_SET EXERCISE:_ Copy all lines below exactly as written. Leave pictures out.

● ● ● ● ● ● ●

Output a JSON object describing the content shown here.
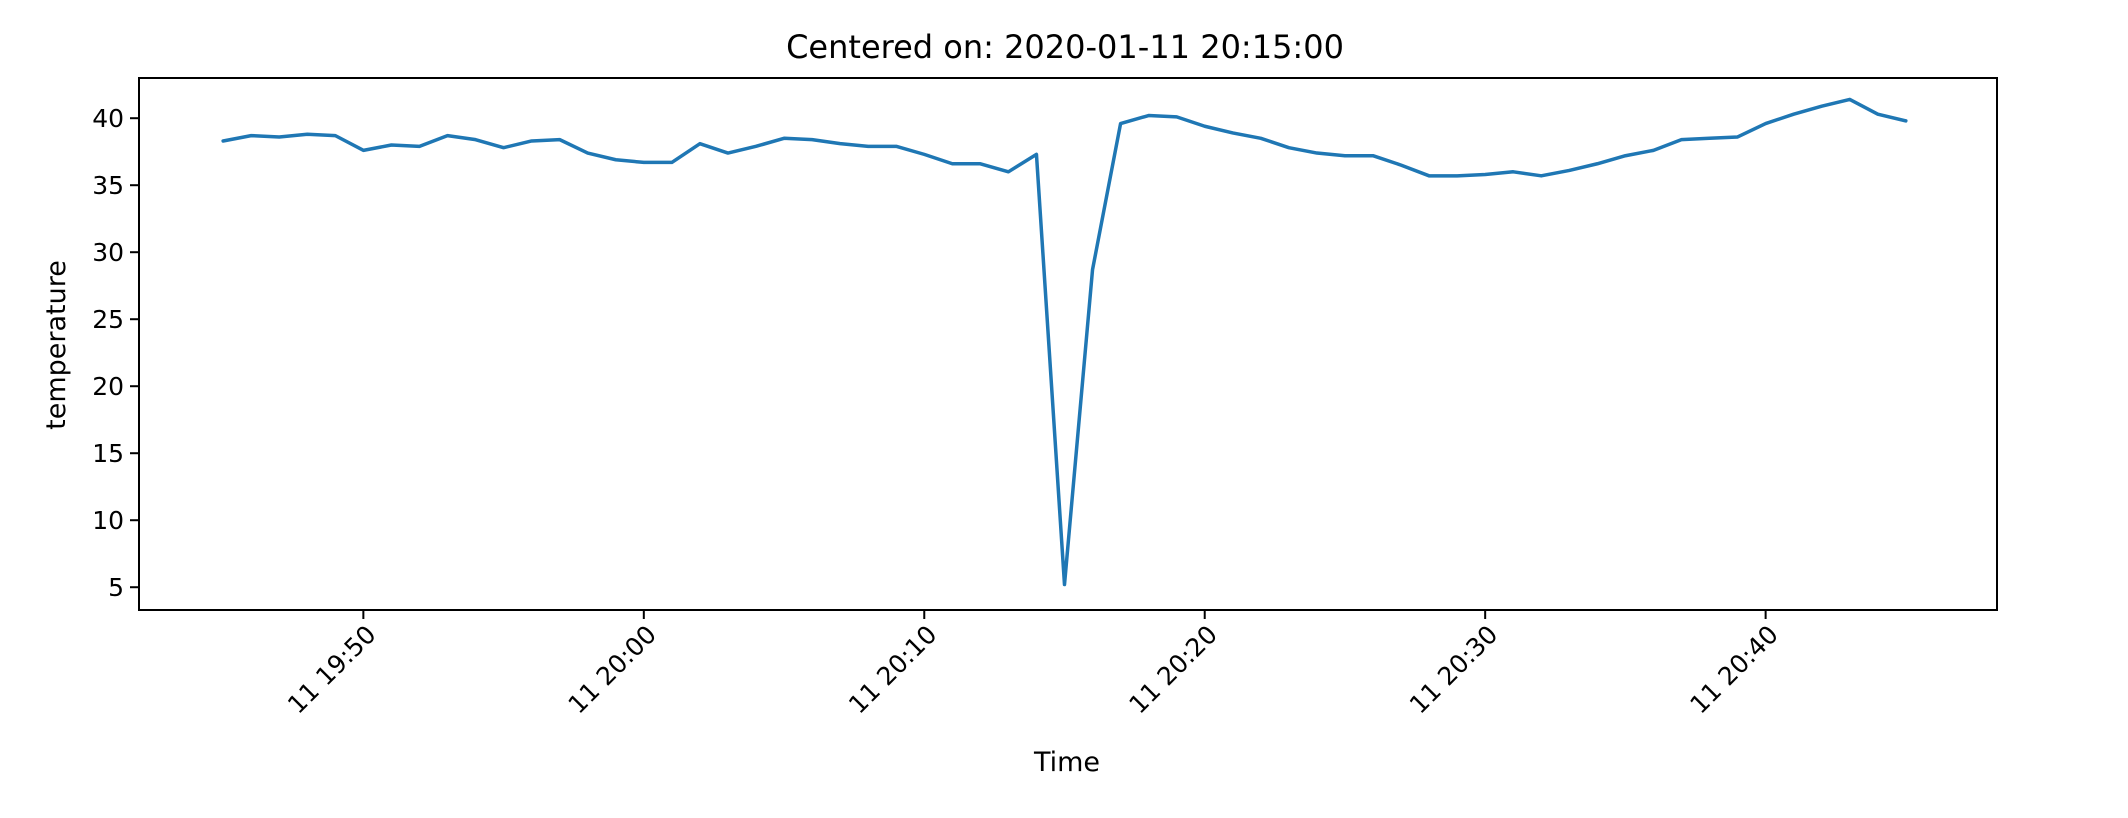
{
  "chart_data": {
    "type": "line",
    "title": "Centered on: 2020-01-11 20:15:00",
    "xlabel": "Time",
    "ylabel": "temperature",
    "x_ticks": [
      "2020-01-11 19:50",
      "2020-01-11 20:00",
      "2020-01-11 20:10",
      "2020-01-11 20:20",
      "2020-01-11 20:30",
      "2020-01-11 20:40"
    ],
    "x_tick_labels": [
      "11 19:50",
      "11 20:00",
      "11 20:10",
      "11 20:20",
      "11 20:30",
      "11 20:40"
    ],
    "y_ticks": [
      5,
      10,
      15,
      20,
      25,
      30,
      35,
      40
    ],
    "y_tick_labels": [
      "5",
      "10",
      "15",
      "20",
      "25",
      "30",
      "35",
      "40"
    ],
    "xlim": [
      "2020-01-11 19:42:00",
      "2020-01-11 20:48:15"
    ],
    "ylim": [
      3.3,
      43.0
    ],
    "grid": false,
    "legend": "none",
    "colors": {
      "series": "#1f77b4"
    },
    "series": [
      {
        "x": [
          "2020-01-11 19:45",
          "2020-01-11 19:46",
          "2020-01-11 19:47",
          "2020-01-11 19:48",
          "2020-01-11 19:49",
          "2020-01-11 19:50",
          "2020-01-11 19:51",
          "2020-01-11 19:52",
          "2020-01-11 19:53",
          "2020-01-11 19:54",
          "2020-01-11 19:55",
          "2020-01-11 19:56",
          "2020-01-11 19:57",
          "2020-01-11 19:58",
          "2020-01-11 19:59",
          "2020-01-11 20:00",
          "2020-01-11 20:01",
          "2020-01-11 20:02",
          "2020-01-11 20:03",
          "2020-01-11 20:04",
          "2020-01-11 20:05",
          "2020-01-11 20:06",
          "2020-01-11 20:07",
          "2020-01-11 20:08",
          "2020-01-11 20:09",
          "2020-01-11 20:10",
          "2020-01-11 20:11",
          "2020-01-11 20:12",
          "2020-01-11 20:13",
          "2020-01-11 20:14",
          "2020-01-11 20:15",
          "2020-01-11 20:16",
          "2020-01-11 20:17",
          "2020-01-11 20:18",
          "2020-01-11 20:19",
          "2020-01-11 20:20",
          "2020-01-11 20:21",
          "2020-01-11 20:22",
          "2020-01-11 20:23",
          "2020-01-11 20:24",
          "2020-01-11 20:25",
          "2020-01-11 20:26",
          "2020-01-11 20:27",
          "2020-01-11 20:28",
          "2020-01-11 20:29",
          "2020-01-11 20:30",
          "2020-01-11 20:31",
          "2020-01-11 20:32",
          "2020-01-11 20:33",
          "2020-01-11 20:34",
          "2020-01-11 20:35",
          "2020-01-11 20:36",
          "2020-01-11 20:37",
          "2020-01-11 20:38",
          "2020-01-11 20:39",
          "2020-01-11 20:40",
          "2020-01-11 20:41",
          "2020-01-11 20:42",
          "2020-01-11 20:43",
          "2020-01-11 20:44",
          "2020-01-11 20:45"
        ],
        "y": [
          38.3,
          38.7,
          38.6,
          38.8,
          38.7,
          37.6,
          38.0,
          37.9,
          38.7,
          38.4,
          37.8,
          38.3,
          38.4,
          37.4,
          36.9,
          36.7,
          36.7,
          38.1,
          37.4,
          37.9,
          38.5,
          38.4,
          38.1,
          37.9,
          37.9,
          37.3,
          36.6,
          36.6,
          36.0,
          37.3,
          5.2,
          28.7,
          39.6,
          40.2,
          40.1,
          39.4,
          38.9,
          38.5,
          37.8,
          37.4,
          37.2,
          37.2,
          36.5,
          35.7,
          35.7,
          35.8,
          36.0,
          35.7,
          36.1,
          36.6,
          37.2,
          37.6,
          38.4,
          38.5,
          38.6,
          39.6,
          40.3,
          40.9,
          41.4,
          40.3,
          39.8
        ]
      }
    ]
  }
}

● ● ● ● ● ● ●

_EXERCISE ANSWER:_
Output a JSON object describing the content shown here.
{
  "chart_data": {
    "type": "line",
    "title": "Centered on: 2020-01-11 20:15:00",
    "xlabel": "Time",
    "ylabel": "temperature",
    "x_ticks": [
      "2020-01-11 19:50",
      "2020-01-11 20:00",
      "2020-01-11 20:10",
      "2020-01-11 20:20",
      "2020-01-11 20:30",
      "2020-01-11 20:40"
    ],
    "x_tick_labels": [
      "11 19:50",
      "11 20:00",
      "11 20:10",
      "11 20:20",
      "11 20:30",
      "11 20:40"
    ],
    "y_ticks": [
      5,
      10,
      15,
      20,
      25,
      30,
      35,
      40
    ],
    "y_tick_labels": [
      "5",
      "10",
      "15",
      "20",
      "25",
      "30",
      "35",
      "40"
    ],
    "xlim": [
      "2020-01-11 19:42:00",
      "2020-01-11 20:48:15"
    ],
    "ylim": [
      3.3,
      43.0
    ],
    "grid": false,
    "legend": "none",
    "colors": {
      "series": "#1f77b4"
    },
    "series": [
      {
        "x": [
          "2020-01-11 19:45",
          "2020-01-11 19:46",
          "2020-01-11 19:47",
          "2020-01-11 19:48",
          "2020-01-11 19:49",
          "2020-01-11 19:50",
          "2020-01-11 19:51",
          "2020-01-11 19:52",
          "2020-01-11 19:53",
          "2020-01-11 19:54",
          "2020-01-11 19:55",
          "2020-01-11 19:56",
          "2020-01-11 19:57",
          "2020-01-11 19:58",
          "2020-01-11 19:59",
          "2020-01-11 20:00",
          "2020-01-11 20:01",
          "2020-01-11 20:02",
          "2020-01-11 20:03",
          "2020-01-11 20:04",
          "2020-01-11 20:05",
          "2020-01-11 20:06",
          "2020-01-11 20:07",
          "2020-01-11 20:08",
          "2020-01-11 20:09",
          "2020-01-11 20:10",
          "2020-01-11 20:11",
          "2020-01-11 20:12",
          "2020-01-11 20:13",
          "2020-01-11 20:14",
          "2020-01-11 20:15",
          "2020-01-11 20:16",
          "2020-01-11 20:17",
          "2020-01-11 20:18",
          "2020-01-11 20:19",
          "2020-01-11 20:20",
          "2020-01-11 20:21",
          "2020-01-11 20:22",
          "2020-01-11 20:23",
          "2020-01-11 20:24",
          "2020-01-11 20:25",
          "2020-01-11 20:26",
          "2020-01-11 20:27",
          "2020-01-11 20:28",
          "2020-01-11 20:29",
          "2020-01-11 20:30",
          "2020-01-11 20:31",
          "2020-01-11 20:32",
          "2020-01-11 20:33",
          "2020-01-11 20:34",
          "2020-01-11 20:35",
          "2020-01-11 20:36",
          "2020-01-11 20:37",
          "2020-01-11 20:38",
          "2020-01-11 20:39",
          "2020-01-11 20:40",
          "2020-01-11 20:41",
          "2020-01-11 20:42",
          "2020-01-11 20:43",
          "2020-01-11 20:44",
          "2020-01-11 20:45"
        ],
        "y": [
          38.3,
          38.7,
          38.6,
          38.8,
          38.7,
          37.6,
          38.0,
          37.9,
          38.7,
          38.4,
          37.8,
          38.3,
          38.4,
          37.4,
          36.9,
          36.7,
          36.7,
          38.1,
          37.4,
          37.9,
          38.5,
          38.4,
          38.1,
          37.9,
          37.9,
          37.3,
          36.6,
          36.6,
          36.0,
          37.3,
          5.2,
          28.7,
          39.6,
          40.2,
          40.1,
          39.4,
          38.9,
          38.5,
          37.8,
          37.4,
          37.2,
          37.2,
          36.5,
          35.7,
          35.7,
          35.8,
          36.0,
          35.7,
          36.1,
          36.6,
          37.2,
          37.6,
          38.4,
          38.5,
          38.6,
          39.6,
          40.3,
          40.9,
          41.4,
          40.3,
          39.8
        ]
      }
    ]
  }
}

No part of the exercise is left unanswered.